Start of Data excerpts

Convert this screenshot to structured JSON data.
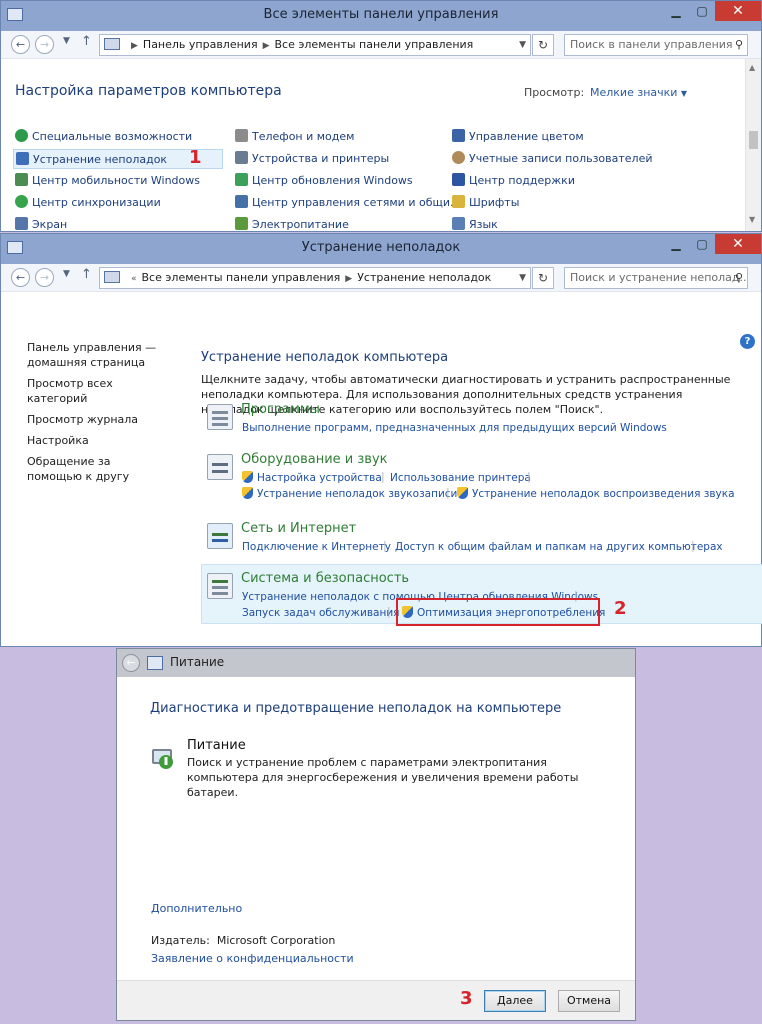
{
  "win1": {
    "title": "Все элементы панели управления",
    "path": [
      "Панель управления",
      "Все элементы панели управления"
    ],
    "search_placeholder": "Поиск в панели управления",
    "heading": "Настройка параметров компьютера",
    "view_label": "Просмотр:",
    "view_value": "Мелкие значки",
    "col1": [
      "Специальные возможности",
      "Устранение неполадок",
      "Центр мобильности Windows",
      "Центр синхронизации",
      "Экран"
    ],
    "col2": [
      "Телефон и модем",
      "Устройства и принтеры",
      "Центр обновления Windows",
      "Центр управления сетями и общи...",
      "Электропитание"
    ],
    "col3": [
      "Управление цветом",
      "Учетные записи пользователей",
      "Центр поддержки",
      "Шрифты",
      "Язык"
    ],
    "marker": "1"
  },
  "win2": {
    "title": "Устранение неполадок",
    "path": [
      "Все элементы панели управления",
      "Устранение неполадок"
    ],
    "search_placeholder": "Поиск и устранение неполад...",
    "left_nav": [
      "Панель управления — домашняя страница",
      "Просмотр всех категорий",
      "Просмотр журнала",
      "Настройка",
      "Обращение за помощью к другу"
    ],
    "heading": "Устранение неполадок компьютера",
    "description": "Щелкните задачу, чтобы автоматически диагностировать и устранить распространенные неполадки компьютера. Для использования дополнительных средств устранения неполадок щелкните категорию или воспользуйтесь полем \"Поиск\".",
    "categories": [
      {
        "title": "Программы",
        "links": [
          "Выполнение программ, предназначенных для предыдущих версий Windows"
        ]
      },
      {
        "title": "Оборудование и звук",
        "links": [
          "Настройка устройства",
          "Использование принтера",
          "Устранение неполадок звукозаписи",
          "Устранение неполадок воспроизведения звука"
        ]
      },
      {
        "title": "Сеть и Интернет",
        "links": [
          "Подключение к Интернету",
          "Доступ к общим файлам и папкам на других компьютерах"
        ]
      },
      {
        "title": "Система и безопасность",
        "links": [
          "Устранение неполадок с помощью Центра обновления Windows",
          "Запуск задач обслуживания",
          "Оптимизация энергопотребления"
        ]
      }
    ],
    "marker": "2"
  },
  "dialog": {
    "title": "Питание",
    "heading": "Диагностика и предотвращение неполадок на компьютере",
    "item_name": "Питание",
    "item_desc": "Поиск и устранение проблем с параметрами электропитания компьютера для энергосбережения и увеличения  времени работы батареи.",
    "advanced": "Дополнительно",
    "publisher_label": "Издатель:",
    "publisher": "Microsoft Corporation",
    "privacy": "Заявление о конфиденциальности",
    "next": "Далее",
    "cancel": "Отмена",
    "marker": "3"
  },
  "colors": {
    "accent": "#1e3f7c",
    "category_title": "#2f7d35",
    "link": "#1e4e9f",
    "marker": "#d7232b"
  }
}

End of Data excerpts
Start of Data excerpts

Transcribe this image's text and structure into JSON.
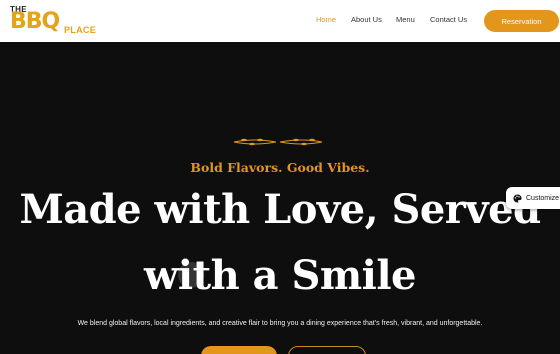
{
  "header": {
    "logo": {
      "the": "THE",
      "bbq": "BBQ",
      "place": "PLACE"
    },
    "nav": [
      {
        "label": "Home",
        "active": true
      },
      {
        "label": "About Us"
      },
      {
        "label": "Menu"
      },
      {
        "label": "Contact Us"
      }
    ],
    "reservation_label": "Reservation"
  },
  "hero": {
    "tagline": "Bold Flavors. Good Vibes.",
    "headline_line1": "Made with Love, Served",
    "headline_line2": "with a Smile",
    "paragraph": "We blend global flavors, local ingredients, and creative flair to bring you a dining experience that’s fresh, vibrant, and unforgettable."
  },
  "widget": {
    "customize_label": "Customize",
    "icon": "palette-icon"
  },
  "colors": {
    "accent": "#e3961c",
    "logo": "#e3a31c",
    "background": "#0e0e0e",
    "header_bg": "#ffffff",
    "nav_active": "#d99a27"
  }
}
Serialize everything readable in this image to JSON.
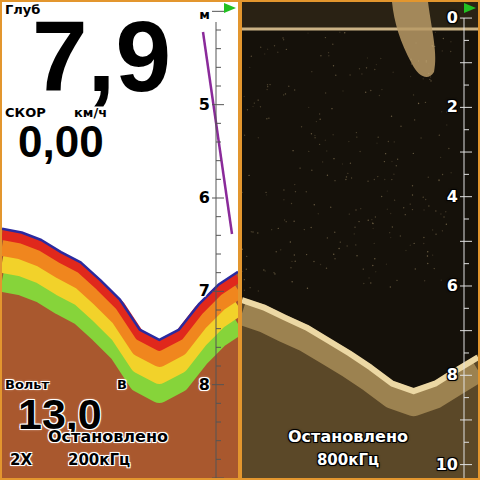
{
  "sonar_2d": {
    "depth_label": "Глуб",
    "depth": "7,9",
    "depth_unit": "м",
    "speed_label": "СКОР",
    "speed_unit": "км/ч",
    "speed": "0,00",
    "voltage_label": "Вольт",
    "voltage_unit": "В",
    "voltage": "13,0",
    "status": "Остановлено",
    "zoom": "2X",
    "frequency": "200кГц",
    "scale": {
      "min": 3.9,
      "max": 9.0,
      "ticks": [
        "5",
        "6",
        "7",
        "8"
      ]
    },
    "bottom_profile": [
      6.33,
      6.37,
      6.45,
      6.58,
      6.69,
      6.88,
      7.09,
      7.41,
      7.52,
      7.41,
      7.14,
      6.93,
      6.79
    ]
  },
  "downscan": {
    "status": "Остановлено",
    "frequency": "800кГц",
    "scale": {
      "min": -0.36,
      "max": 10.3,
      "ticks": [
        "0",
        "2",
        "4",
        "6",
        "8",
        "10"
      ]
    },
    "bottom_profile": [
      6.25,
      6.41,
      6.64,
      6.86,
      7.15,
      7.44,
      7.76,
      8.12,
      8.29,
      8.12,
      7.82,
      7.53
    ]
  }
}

End of Data excerpts

### Required work:
Extract every line of the records above that contains the word "heading".

### Solution to the exercise:
    "heading": "Настройка параметров компьютера",
    "heading": "Устранение неполадок компьютера",
    "heading": "Диагностика и предотвращение неполадок на компьютере",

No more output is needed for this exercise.